_WHAT YOU ARE ASKED TO DO_
Switch "cell-remark" to "cell-note" in the records, starting at the line that contains "For every button, label, input, icon, or" and stopping after the line that contains "table-row: 2019-03-14 3.14 출시 [8,48,678,90]". Give back only those lines, with everything else unchanged.

_RECORDS SHOWN_
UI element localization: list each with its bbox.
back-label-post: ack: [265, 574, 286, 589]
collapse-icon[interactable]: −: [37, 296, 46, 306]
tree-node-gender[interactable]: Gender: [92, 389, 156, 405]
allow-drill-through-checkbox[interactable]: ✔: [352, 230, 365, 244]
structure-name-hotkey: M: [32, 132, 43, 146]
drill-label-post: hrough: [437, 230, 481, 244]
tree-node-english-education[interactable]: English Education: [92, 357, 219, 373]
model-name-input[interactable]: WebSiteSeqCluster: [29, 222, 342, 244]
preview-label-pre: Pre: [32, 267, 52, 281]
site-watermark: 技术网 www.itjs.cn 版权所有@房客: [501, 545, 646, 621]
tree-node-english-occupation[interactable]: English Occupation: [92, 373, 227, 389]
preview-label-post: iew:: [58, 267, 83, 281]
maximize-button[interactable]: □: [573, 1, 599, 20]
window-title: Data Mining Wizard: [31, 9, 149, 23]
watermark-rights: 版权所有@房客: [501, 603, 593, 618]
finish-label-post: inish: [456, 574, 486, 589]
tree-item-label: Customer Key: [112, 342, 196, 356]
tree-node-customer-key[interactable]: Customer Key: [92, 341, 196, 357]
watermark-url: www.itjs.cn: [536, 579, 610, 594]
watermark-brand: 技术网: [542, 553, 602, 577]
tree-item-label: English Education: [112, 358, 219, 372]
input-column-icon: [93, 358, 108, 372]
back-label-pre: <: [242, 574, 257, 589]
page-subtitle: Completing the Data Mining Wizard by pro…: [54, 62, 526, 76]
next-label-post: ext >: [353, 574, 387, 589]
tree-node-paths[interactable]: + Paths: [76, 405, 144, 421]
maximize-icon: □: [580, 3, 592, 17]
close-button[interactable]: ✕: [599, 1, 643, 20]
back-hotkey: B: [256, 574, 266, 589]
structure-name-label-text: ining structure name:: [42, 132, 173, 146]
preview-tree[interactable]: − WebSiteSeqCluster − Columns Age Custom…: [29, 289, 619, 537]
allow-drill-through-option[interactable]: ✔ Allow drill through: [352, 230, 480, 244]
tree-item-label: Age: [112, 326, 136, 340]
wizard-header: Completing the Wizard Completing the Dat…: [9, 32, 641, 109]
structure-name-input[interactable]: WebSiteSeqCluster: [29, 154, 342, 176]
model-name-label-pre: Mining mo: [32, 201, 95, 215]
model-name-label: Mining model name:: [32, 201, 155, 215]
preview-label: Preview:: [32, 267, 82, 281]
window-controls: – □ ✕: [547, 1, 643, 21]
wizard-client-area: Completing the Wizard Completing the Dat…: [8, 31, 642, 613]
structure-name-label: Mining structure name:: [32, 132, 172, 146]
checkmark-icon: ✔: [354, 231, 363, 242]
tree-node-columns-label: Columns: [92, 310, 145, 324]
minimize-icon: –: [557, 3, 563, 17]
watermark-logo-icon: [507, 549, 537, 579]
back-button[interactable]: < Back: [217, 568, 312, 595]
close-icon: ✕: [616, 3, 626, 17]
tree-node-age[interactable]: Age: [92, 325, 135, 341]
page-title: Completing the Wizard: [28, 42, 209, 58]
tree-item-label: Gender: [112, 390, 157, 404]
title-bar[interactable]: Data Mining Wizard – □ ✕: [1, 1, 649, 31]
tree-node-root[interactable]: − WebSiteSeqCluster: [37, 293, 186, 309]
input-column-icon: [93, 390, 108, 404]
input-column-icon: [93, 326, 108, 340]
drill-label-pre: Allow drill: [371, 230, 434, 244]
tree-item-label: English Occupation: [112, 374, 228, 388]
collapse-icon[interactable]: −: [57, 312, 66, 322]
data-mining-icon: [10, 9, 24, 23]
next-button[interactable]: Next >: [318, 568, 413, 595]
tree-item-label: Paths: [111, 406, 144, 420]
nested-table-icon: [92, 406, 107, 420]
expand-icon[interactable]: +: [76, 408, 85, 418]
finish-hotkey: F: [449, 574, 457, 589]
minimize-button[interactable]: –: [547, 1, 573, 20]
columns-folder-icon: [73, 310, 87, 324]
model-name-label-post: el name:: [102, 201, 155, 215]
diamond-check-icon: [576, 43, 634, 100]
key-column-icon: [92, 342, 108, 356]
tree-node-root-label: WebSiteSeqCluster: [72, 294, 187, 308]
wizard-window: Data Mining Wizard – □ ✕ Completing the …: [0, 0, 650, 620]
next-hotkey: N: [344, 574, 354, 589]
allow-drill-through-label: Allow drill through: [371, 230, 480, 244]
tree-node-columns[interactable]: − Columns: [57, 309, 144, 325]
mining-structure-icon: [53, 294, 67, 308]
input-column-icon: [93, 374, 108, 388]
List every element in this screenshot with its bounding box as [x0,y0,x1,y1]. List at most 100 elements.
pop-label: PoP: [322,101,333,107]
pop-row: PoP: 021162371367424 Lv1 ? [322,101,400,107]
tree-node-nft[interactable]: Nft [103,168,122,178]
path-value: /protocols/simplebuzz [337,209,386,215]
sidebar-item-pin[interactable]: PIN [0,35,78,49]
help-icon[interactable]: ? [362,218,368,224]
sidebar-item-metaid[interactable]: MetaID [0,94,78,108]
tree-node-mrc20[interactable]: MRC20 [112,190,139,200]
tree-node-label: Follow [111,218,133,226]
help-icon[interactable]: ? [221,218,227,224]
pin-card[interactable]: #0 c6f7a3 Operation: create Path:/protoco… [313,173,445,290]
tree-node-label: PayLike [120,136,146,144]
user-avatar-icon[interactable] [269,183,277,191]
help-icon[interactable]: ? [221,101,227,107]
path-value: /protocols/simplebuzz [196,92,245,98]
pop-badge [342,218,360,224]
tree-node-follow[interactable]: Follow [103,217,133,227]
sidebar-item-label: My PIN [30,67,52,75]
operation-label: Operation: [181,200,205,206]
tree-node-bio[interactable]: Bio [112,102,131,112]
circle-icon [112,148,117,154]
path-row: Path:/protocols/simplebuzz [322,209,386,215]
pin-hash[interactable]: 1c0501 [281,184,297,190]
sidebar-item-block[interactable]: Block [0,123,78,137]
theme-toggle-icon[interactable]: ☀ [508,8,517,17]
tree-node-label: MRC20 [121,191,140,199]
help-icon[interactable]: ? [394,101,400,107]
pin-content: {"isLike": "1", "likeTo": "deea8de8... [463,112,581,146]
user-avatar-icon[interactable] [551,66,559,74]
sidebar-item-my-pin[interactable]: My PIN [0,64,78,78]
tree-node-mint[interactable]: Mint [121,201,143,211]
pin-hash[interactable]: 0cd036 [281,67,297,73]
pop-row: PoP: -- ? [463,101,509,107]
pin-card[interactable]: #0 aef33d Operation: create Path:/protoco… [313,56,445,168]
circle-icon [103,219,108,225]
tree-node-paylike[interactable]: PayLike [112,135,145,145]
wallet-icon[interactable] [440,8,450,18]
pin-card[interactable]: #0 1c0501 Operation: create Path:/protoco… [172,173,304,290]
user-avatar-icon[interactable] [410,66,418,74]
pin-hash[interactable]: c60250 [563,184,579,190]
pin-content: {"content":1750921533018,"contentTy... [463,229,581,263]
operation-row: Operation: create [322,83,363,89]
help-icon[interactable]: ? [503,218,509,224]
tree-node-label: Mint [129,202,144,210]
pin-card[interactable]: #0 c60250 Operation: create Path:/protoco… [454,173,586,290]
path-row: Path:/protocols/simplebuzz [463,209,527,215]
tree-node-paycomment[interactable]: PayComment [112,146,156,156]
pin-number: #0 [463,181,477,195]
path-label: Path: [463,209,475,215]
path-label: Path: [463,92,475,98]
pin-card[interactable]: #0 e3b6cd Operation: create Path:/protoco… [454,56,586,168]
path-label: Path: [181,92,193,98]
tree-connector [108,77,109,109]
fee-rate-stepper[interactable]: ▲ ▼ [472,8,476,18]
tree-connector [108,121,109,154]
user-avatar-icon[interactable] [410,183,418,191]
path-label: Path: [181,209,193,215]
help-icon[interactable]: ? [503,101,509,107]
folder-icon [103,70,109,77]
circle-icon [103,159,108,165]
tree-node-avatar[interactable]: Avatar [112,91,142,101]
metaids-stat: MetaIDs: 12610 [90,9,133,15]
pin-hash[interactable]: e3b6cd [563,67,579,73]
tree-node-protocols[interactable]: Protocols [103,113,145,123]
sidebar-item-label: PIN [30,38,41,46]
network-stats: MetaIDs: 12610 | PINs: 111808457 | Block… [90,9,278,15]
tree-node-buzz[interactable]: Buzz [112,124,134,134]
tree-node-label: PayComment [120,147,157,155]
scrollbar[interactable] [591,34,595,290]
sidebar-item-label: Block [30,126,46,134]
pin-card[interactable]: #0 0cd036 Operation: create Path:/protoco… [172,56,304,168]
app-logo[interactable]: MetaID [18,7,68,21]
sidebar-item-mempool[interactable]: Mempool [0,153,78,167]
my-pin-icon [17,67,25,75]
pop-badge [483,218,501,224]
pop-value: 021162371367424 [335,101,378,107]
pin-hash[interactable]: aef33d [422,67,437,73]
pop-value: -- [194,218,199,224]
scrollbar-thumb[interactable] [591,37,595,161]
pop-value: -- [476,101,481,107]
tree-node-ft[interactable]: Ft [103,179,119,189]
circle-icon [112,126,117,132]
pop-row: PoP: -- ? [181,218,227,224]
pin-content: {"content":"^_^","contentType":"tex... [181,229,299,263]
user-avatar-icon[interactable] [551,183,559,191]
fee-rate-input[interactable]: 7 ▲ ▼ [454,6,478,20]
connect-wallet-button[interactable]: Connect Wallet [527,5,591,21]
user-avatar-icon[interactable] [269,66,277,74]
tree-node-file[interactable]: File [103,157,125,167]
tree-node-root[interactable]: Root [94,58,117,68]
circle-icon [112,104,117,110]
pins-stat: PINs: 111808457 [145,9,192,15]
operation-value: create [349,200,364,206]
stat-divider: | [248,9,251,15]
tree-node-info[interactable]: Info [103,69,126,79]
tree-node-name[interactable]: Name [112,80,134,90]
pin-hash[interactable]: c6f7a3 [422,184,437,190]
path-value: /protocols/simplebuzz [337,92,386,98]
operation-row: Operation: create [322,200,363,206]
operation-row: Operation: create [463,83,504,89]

--

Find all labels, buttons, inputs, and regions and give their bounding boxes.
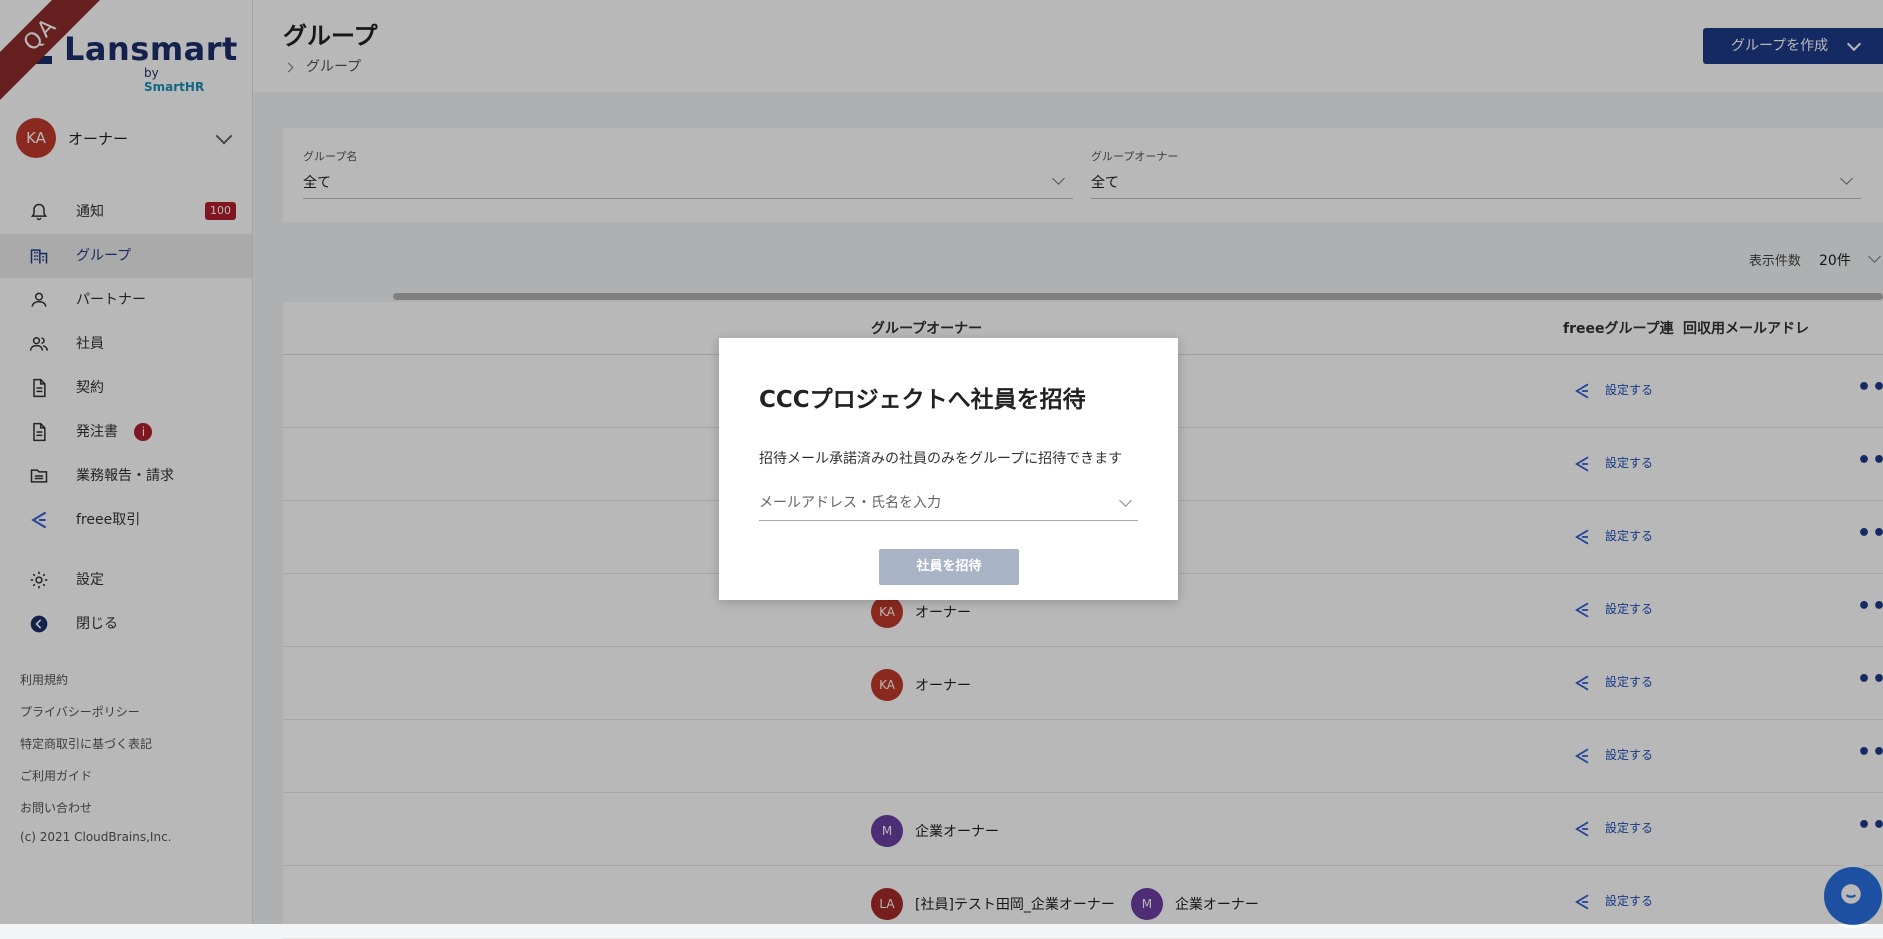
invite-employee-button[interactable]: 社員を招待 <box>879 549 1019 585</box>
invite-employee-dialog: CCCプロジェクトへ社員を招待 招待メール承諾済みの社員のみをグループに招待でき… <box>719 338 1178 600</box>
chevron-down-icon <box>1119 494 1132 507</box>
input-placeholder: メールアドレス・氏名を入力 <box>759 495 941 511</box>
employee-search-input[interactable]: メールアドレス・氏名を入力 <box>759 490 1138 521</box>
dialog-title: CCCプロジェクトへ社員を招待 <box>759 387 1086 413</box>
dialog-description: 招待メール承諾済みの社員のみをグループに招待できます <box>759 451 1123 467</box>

--

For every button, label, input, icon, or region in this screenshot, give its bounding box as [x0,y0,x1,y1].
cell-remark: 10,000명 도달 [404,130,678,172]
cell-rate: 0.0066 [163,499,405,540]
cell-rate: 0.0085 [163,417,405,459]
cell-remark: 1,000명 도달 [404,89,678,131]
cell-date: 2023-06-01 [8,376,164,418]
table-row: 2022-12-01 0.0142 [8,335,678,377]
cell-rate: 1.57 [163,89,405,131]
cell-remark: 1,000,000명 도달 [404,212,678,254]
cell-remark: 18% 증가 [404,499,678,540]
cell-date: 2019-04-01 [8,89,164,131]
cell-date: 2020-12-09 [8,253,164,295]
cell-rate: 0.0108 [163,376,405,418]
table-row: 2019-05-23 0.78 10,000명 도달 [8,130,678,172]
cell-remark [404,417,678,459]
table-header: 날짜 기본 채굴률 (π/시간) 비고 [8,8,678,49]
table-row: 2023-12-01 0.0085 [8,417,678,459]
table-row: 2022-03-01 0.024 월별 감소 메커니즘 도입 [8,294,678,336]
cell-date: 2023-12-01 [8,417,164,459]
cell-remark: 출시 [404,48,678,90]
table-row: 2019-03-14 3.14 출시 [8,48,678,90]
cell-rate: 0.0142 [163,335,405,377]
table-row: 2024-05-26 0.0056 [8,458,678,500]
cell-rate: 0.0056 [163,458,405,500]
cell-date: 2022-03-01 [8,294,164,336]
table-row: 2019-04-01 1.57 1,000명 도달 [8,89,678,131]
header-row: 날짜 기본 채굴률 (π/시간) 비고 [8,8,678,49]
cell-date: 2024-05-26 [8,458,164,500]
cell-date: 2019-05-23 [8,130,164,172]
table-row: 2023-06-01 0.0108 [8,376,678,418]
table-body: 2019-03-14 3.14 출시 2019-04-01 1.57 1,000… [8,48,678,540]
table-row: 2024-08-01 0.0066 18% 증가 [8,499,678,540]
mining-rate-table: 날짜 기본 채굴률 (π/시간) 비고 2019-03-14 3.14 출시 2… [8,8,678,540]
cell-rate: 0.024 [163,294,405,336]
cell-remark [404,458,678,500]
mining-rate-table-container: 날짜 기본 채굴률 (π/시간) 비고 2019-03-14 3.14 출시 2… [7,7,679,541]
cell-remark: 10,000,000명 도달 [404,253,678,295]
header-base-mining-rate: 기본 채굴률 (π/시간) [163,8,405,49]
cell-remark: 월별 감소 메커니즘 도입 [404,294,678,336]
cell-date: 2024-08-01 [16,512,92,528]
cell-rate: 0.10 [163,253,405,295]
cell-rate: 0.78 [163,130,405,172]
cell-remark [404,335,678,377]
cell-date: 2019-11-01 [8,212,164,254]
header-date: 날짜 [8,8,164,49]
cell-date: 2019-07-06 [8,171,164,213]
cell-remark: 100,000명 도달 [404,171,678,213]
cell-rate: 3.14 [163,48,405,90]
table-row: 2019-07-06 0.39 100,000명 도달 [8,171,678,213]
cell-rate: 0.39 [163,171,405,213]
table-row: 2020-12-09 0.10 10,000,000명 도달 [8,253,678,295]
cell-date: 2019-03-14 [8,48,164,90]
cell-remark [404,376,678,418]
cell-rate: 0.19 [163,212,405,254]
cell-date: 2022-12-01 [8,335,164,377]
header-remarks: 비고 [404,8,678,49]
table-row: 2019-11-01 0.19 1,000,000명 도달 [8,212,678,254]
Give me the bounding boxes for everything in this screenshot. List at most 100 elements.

_TASK OUTPUT_
For every button, label, input, icon, or region in this screenshot, give its bounding box as [x0,y0,x1,y1].
cell-note: 10,000명 도달 [404,130,678,172]
cell-rate: 0.0066 [163,499,405,540]
cell-rate: 0.0085 [163,417,405,459]
cell-note: 1,000명 도달 [404,89,678,131]
cell-date: 2023-06-01 [8,376,164,418]
table-row: 2022-12-01 0.0142 [8,335,678,377]
cell-rate: 1.57 [163,89,405,131]
cell-note: 1,000,000명 도달 [404,212,678,254]
cell-note: 18% 증가 [404,499,678,540]
cell-date: 2019-04-01 [8,89,164,131]
cell-date: 2020-12-09 [8,253,164,295]
cell-rate: 0.0108 [163,376,405,418]
table-row: 2019-05-23 0.78 10,000명 도달 [8,130,678,172]
cell-note [404,417,678,459]
table-header: 날짜 기본 채굴률 (π/시간) 비고 [8,8,678,49]
table-row: 2023-12-01 0.0085 [8,417,678,459]
table-row: 2022-03-01 0.024 월별 감소 메커니즘 도입 [8,294,678,336]
cell-date: 2023-12-01 [8,417,164,459]
cell-note: 출시 [404,48,678,90]
table-row: 2019-03-14 3.14 출시 [8,48,678,90]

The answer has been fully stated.